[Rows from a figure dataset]

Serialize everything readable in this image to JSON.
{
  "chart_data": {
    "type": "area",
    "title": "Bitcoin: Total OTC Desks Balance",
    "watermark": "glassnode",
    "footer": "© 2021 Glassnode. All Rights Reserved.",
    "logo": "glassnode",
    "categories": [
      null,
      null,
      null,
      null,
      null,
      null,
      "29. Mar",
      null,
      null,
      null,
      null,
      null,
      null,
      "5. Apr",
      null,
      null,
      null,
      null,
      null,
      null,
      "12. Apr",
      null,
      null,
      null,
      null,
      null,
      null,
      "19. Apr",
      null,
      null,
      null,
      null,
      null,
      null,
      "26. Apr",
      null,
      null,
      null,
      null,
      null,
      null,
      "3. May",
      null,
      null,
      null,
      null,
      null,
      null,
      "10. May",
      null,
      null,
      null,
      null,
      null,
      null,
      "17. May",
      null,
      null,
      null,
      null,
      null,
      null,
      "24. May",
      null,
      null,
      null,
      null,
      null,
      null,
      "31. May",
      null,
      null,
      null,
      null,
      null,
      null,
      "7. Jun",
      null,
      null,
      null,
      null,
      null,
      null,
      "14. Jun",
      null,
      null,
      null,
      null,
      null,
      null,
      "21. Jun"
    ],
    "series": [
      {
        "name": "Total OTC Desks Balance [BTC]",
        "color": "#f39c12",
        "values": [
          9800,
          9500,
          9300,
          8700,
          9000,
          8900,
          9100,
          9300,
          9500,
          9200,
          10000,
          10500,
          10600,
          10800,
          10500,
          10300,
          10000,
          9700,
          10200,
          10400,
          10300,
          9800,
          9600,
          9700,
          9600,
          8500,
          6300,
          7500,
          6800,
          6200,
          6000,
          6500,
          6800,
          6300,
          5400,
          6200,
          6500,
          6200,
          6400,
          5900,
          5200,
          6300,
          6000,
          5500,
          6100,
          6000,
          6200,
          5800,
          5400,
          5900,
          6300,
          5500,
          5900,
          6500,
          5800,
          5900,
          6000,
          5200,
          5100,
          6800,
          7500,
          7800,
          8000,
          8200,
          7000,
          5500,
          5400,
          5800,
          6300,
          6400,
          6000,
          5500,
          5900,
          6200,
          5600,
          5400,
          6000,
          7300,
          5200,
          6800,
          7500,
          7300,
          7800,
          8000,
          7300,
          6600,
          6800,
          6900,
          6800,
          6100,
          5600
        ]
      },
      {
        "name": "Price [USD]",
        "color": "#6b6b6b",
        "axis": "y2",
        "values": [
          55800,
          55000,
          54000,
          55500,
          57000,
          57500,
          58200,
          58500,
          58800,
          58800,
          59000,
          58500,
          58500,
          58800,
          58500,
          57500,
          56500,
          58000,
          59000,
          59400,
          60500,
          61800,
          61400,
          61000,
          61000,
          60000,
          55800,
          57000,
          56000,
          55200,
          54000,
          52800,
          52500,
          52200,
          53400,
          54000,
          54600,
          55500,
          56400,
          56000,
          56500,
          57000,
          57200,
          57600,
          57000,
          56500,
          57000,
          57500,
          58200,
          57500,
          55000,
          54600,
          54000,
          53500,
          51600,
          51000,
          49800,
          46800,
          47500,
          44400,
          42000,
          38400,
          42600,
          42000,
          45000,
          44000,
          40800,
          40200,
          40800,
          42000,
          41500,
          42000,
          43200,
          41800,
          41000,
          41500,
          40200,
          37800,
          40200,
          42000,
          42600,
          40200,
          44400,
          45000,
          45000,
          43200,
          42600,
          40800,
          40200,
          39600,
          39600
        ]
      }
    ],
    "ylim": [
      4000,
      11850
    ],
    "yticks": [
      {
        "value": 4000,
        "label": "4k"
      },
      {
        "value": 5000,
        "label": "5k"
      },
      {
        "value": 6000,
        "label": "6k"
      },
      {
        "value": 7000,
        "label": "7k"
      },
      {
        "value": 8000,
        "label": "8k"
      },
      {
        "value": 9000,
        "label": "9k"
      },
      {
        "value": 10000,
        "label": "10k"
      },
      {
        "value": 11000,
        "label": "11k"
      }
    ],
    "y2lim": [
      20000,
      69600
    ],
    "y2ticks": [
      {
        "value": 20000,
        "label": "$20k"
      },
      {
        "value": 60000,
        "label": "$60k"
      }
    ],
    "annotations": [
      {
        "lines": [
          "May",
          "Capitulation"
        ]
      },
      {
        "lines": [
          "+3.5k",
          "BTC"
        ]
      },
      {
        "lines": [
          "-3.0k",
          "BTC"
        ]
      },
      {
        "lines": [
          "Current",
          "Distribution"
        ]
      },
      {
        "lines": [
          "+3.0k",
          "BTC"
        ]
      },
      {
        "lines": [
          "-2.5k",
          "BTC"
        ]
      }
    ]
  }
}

---

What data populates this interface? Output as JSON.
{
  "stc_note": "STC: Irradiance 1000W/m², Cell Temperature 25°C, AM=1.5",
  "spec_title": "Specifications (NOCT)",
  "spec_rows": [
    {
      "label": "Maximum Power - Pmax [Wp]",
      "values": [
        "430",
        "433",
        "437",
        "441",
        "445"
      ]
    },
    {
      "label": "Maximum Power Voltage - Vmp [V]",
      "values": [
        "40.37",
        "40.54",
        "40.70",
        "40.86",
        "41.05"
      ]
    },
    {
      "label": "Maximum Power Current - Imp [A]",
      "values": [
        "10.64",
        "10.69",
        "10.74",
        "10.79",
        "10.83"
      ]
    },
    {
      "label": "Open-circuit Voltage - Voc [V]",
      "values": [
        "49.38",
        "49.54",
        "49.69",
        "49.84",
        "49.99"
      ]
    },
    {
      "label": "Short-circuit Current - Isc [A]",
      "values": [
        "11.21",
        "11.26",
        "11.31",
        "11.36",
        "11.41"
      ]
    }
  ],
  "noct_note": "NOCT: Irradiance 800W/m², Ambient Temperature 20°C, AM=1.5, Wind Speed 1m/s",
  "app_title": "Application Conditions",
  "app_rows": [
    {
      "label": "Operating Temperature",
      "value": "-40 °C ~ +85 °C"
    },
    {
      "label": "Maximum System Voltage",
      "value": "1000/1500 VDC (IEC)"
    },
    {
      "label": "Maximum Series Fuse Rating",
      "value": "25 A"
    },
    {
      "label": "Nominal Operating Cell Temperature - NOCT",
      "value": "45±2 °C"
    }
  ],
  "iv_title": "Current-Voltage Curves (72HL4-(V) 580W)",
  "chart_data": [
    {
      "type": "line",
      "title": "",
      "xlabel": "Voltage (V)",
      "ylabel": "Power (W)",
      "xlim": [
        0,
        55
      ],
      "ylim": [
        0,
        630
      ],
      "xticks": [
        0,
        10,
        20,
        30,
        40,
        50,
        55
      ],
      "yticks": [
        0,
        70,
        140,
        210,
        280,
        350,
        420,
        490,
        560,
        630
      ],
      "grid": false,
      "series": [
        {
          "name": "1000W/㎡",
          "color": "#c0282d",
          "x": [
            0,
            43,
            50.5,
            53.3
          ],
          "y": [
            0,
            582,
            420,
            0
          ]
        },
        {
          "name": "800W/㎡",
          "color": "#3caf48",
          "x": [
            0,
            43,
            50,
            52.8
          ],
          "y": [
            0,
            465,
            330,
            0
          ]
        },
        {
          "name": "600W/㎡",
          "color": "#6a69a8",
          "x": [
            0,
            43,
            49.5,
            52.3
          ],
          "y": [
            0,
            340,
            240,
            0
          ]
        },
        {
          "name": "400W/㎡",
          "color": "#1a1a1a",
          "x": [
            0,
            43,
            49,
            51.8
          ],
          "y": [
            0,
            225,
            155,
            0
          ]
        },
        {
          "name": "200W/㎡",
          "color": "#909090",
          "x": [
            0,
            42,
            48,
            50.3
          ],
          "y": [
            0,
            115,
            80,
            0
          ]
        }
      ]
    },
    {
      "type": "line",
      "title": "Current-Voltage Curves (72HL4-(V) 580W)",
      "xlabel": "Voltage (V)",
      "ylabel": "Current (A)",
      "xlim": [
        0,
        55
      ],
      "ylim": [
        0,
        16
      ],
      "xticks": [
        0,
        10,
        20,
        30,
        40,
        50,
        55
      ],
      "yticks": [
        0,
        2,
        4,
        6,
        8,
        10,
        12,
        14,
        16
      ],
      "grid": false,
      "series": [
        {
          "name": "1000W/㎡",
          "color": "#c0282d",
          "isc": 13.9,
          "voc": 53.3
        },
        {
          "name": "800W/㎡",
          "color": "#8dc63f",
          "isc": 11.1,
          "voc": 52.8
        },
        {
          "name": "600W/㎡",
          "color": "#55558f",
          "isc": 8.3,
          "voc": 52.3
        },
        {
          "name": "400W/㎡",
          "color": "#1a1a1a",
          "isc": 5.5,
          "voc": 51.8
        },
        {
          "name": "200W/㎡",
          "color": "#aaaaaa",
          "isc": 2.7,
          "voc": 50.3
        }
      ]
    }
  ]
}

→ Short exercise
Check each line in the records for the word "Power" and say how many have it, with nothing else.

→ Completed task
4